Task instructions: Find each line in the following listing that has the string "color", then state the count and nothing else.
-------------------------
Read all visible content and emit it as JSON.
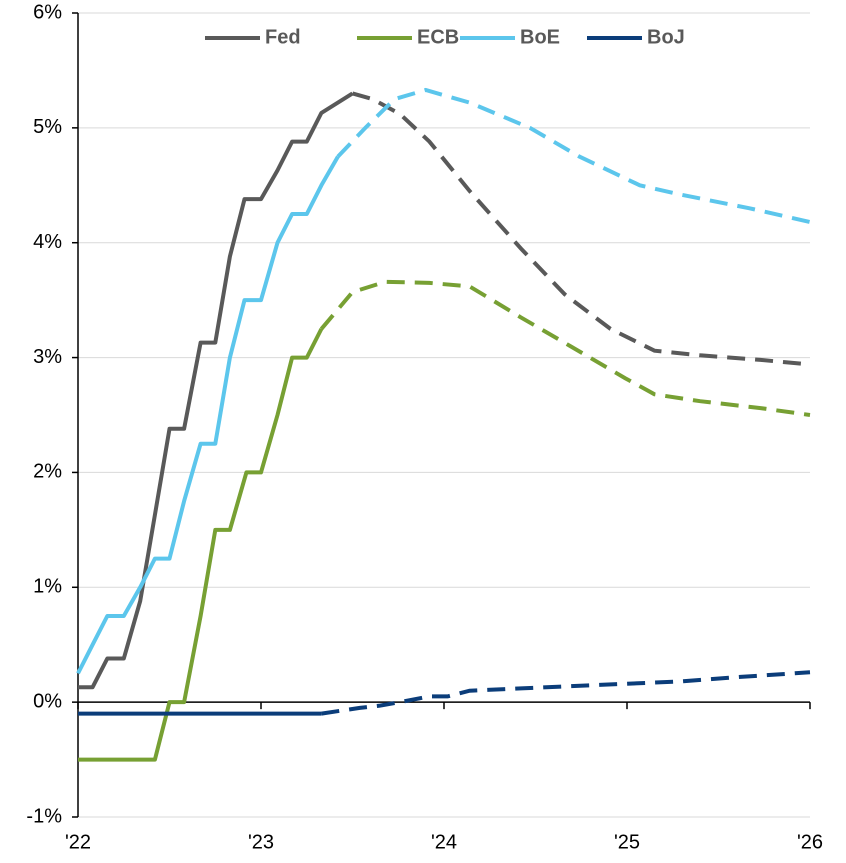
{
  "chart_data": {
    "type": "line",
    "xlim": [
      2022,
      2026
    ],
    "xticks": [
      {
        "value": 2022,
        "label": "'22"
      },
      {
        "value": 2023,
        "label": "'23"
      },
      {
        "value": 2024,
        "label": "'24"
      },
      {
        "value": 2025,
        "label": "'25"
      },
      {
        "value": 2026,
        "label": "'26"
      }
    ],
    "ylim": [
      -1,
      6
    ],
    "yticks": [
      {
        "value": -1,
        "label": "-1%"
      },
      {
        "value": 0,
        "label": "0%"
      },
      {
        "value": 1,
        "label": "1%"
      },
      {
        "value": 2,
        "label": "2%"
      },
      {
        "value": 3,
        "label": "3%"
      },
      {
        "value": 4,
        "label": "4%"
      },
      {
        "value": 5,
        "label": "5%"
      },
      {
        "value": 6,
        "label": "6%"
      }
    ],
    "grid": true,
    "legend": "top",
    "series": [
      {
        "name": "Fed",
        "color": "#595959",
        "x": [
          2022,
          2022.08,
          2022.16,
          2022.25,
          2022.34,
          2022.42,
          2022.5,
          2022.58,
          2022.67,
          2022.75,
          2022.83,
          2022.91,
          2023.0,
          2023.09,
          2023.17,
          2023.25,
          2023.33,
          2023.5
        ],
        "values": [
          0.13,
          0.13,
          0.38,
          0.38,
          0.88,
          1.63,
          2.38,
          2.38,
          3.13,
          3.13,
          3.88,
          4.38,
          4.38,
          4.63,
          4.88,
          4.88,
          5.13,
          5.3
        ],
        "forecast_x": [
          2023.5,
          2023.61,
          2023.76,
          2023.92,
          2024.14,
          2024.42,
          2024.66,
          2024.91,
          2025.15,
          2025.4,
          2025.73,
          2026.0
        ],
        "forecast_values": [
          5.3,
          5.25,
          5.12,
          4.88,
          4.45,
          3.95,
          3.55,
          3.25,
          3.06,
          3.02,
          2.98,
          2.94
        ]
      },
      {
        "name": "ECB",
        "color": "#77a033",
        "x": [
          2022,
          2022.42,
          2022.5,
          2022.58,
          2022.67,
          2022.75,
          2022.83,
          2022.92,
          2023.0,
          2023.09,
          2023.17,
          2023.25,
          2023.33
        ],
        "values": [
          -0.5,
          -0.5,
          0,
          0,
          0.75,
          1.5,
          1.5,
          2.0,
          2.0,
          2.5,
          3.0,
          3.0,
          3.25
        ],
        "forecast_x": [
          2023.33,
          2023.5,
          2023.68,
          2023.92,
          2024.14,
          2024.42,
          2024.69,
          2024.99,
          2025.15,
          2025.4,
          2025.73,
          2026.0
        ],
        "forecast_values": [
          3.25,
          3.57,
          3.66,
          3.65,
          3.62,
          3.35,
          3.1,
          2.82,
          2.68,
          2.62,
          2.56,
          2.5
        ]
      },
      {
        "name": "BoE",
        "color": "#5cc6ec",
        "x": [
          2022,
          2022.08,
          2022.16,
          2022.25,
          2022.34,
          2022.42,
          2022.5,
          2022.58,
          2022.67,
          2022.75,
          2022.83,
          2022.91,
          2023.0,
          2023.09,
          2023.17,
          2023.25,
          2023.33,
          2023.42
        ],
        "values": [
          0.25,
          0.5,
          0.75,
          0.75,
          1.0,
          1.25,
          1.25,
          1.75,
          2.25,
          2.25,
          3.0,
          3.5,
          3.5,
          4.0,
          4.25,
          4.25,
          4.5,
          4.75
        ],
        "forecast_x": [
          2023.42,
          2023.57,
          2023.73,
          2023.9,
          2024.14,
          2024.47,
          2024.74,
          2025.07,
          2025.29,
          2025.67,
          2026.0
        ],
        "forecast_values": [
          4.75,
          5.0,
          5.25,
          5.33,
          5.22,
          5.0,
          4.75,
          4.5,
          4.42,
          4.3,
          4.18
        ]
      },
      {
        "name": "BoJ",
        "color": "#0b3d7a",
        "x": [
          2022,
          2023.33
        ],
        "values": [
          -0.1,
          -0.1
        ],
        "forecast_x": [
          2023.33,
          2023.54,
          2023.65,
          2023.76,
          2023.92,
          2024.02,
          2024.14,
          2024.42,
          2024.85,
          2025.29,
          2025.62,
          2026.0
        ],
        "forecast_values": [
          -0.1,
          -0.05,
          -0.03,
          0.0,
          0.05,
          0.05,
          0.1,
          0.12,
          0.15,
          0.18,
          0.22,
          0.26
        ]
      }
    ]
  }
}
-------------------------
Full answer: 4